*What to work on*.
Look through the listing and locate every line containing the word "царствованія"; copy those lines.

*Dataset extract*.

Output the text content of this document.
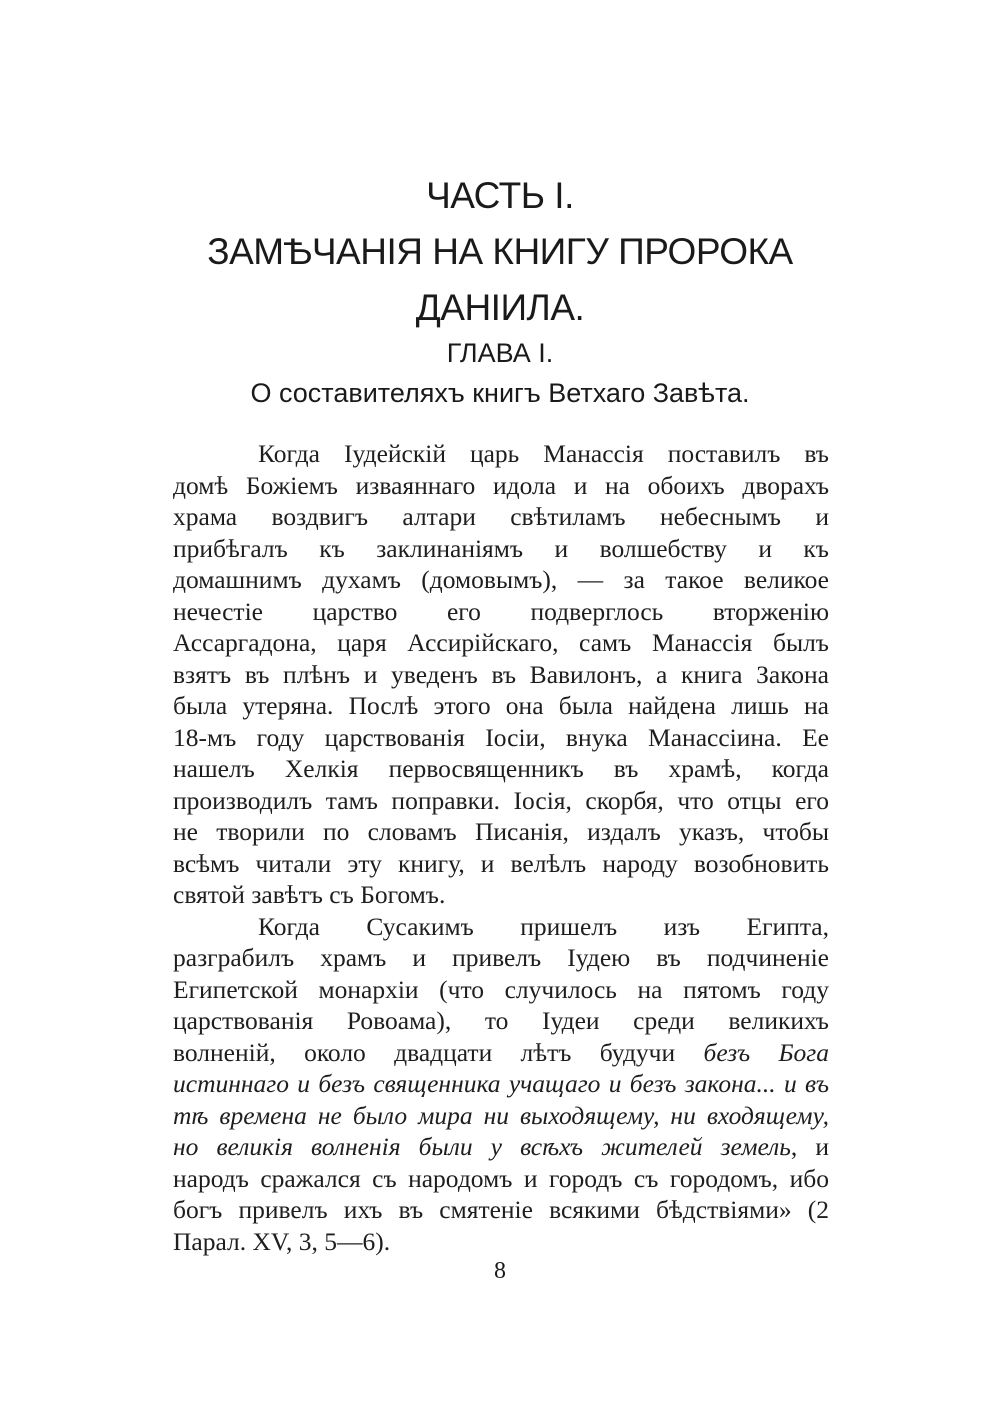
ЧАСТЬ I.
ЗАМѢЧАНІЯ НА КНИГУ ПРОРОКА
ДАНIИЛА.
ГЛАВА I.
О составителяхъ книгъ Ветхаго Завѣта.
Когда Iудейскій царь Манассія поставилъ въ
домѣ Божіемъ изваяннаго идола и на обоихъ дворахъ
храма воздвигъ алтари свѣтиламъ небеснымъ и
прибѣгалъ къ заклинаніямъ и волшебству и къ
домашнимъ духамъ (домовымъ), — за такое великое
нечестіе царство его подверглось вторженію
Ассаргадона, царя Ассирійскаго, самъ Манассія былъ
взятъ въ плѣнъ и уведенъ въ Вавилонъ, а книга Закона
была утеряна. Послѣ этого она была найдена лишь на
18-мъ году царствованія Iосіи, внука Манассіина. Ее
нашелъ Хелкія первосвященникъ въ храмѣ, когда
производилъ тамъ поправки. Iосія, скорбя, что отцы его
не творили по словамъ Писанія, издалъ указъ, чтобы
всѣмъ читали эту книгу, и велѣлъ народу возобновить
святой завѣтъ съ Богомъ.
Когда Сусакимъ пришелъ изъ Египта,
разграбилъ храмъ и привелъ Iудею въ подчиненіе
Египетской монархіи (что случилось на пятомъ году
царствованія Ровоама), то Iудеи среди великихъ
волненій, около двадцати лѣтъ будучи безъ Бога
истиннаго и безъ священника учащаго и безъ закона... и въ
тѣ времена не было мира ни выходящему, ни входящему,
но великія волненія были у всѣхъ жителей земель, и
народъ сражался съ народомъ и городъ съ городомъ, ибо
богъ привелъ ихъ въ смятеніе всякими бѣдствіями» (2
Парал. XV, 3, 5—6).
8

*Solution to the exercise*.
18-мъ году царствованія Iосіи, внука Манассіина. Ее
царствованія Ровоама), то Iудеи среди великихъ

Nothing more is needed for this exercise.